-- GOAL --
Return all of the entries exactly as written.

-- begin INPUT MATERIAL --

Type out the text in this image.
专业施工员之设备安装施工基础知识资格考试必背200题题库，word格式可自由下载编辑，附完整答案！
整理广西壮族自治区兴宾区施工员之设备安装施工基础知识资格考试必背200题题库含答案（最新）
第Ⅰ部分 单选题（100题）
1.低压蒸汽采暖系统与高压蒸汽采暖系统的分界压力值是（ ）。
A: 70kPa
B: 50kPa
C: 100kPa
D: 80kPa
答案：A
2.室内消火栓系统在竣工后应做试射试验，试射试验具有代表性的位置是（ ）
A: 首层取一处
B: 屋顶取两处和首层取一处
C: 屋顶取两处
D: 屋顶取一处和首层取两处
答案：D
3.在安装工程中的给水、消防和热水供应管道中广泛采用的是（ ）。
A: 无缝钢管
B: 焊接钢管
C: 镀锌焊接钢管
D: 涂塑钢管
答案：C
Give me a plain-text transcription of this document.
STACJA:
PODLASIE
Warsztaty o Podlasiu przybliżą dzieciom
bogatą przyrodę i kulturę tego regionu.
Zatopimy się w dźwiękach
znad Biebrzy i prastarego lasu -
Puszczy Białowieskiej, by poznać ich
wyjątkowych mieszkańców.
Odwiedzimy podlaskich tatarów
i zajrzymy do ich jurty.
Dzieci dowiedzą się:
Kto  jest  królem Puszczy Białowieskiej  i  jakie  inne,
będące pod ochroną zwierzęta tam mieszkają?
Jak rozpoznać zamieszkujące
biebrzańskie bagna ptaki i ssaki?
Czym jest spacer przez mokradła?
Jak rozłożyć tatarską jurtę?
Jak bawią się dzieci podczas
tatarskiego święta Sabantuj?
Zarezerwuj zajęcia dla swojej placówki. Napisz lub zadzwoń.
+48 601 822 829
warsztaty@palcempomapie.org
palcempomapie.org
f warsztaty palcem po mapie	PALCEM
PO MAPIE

-- end INPUT MATERIAL --

-- ANSWER --
Type out the text in this image.
专业施工员之设备安装施工基础知识资格考试必背200题题库，word格式可自由下载编辑，附完整答案！
整理广西壮族自治区兴宾区施工员之设备安装施工基础知识资格考试必背200题题库含答案（最新）
第Ⅰ部分 单选题（100题）
1.低压蒸汽采暖系统与高压蒸汽采暖系统的分界压力值是（ ）。
A: 70kPa
B: 50kPa
C: 100kPa
D: 80kPa
答案：A
2.室内消火栓系统在竣工后应做试射试验，试射试验具有代表性的位置是（ ）
A: 首层取一处
B: 屋顶取两处和首层取一处
C: 屋顶取两处
D: 屋顶取一处和首层取两处
答案：D
3.在安装工程中的给水、消防和热水供应管道中广泛采用的是（ ）。
A: 无缝钢管
B: 焊接钢管
C: 镀锌焊接钢管
D: 涂塑钢管
答案：C
Give me a plain-text transcription of this document.
STACJA:
PODLASIE
Warsztaty o Podlasiu przybliżą dzieciom
bogatą przyrodę i kulturę tego regionu.
Zatopimy się w dźwiękach
znad Biebrzy i prastarego lasu -
Puszczy Białowieskiej, by poznać ich
wyjątkowych mieszkańców.
Odwiedzimy podlaskich tatarów
i zajrzymy do ich jurty.
Dzieci dowiedzą się:
Kto  jest  królem Puszczy Białowieskiej  i  jakie  inne,
będące pod ochroną zwierzęta tam mieszkają?
Jak rozpoznać zamieszkujące
biebrzańskie bagna ptaki i ssaki?
Czym jest spacer przez mokradła?
Jak rozłożyć tatarską jurtę?
Jak bawią się dzieci podczas
tatarskiego święta Sabantuj?
Zarezerwuj zajęcia dla swojej placówki. Napisz lub zadzwoń.
+48 601 822 829
warsztaty@palcempomapie.org
palcempomapie.org
f warsztaty palcem po mapie	PALCEM
PO MAPIE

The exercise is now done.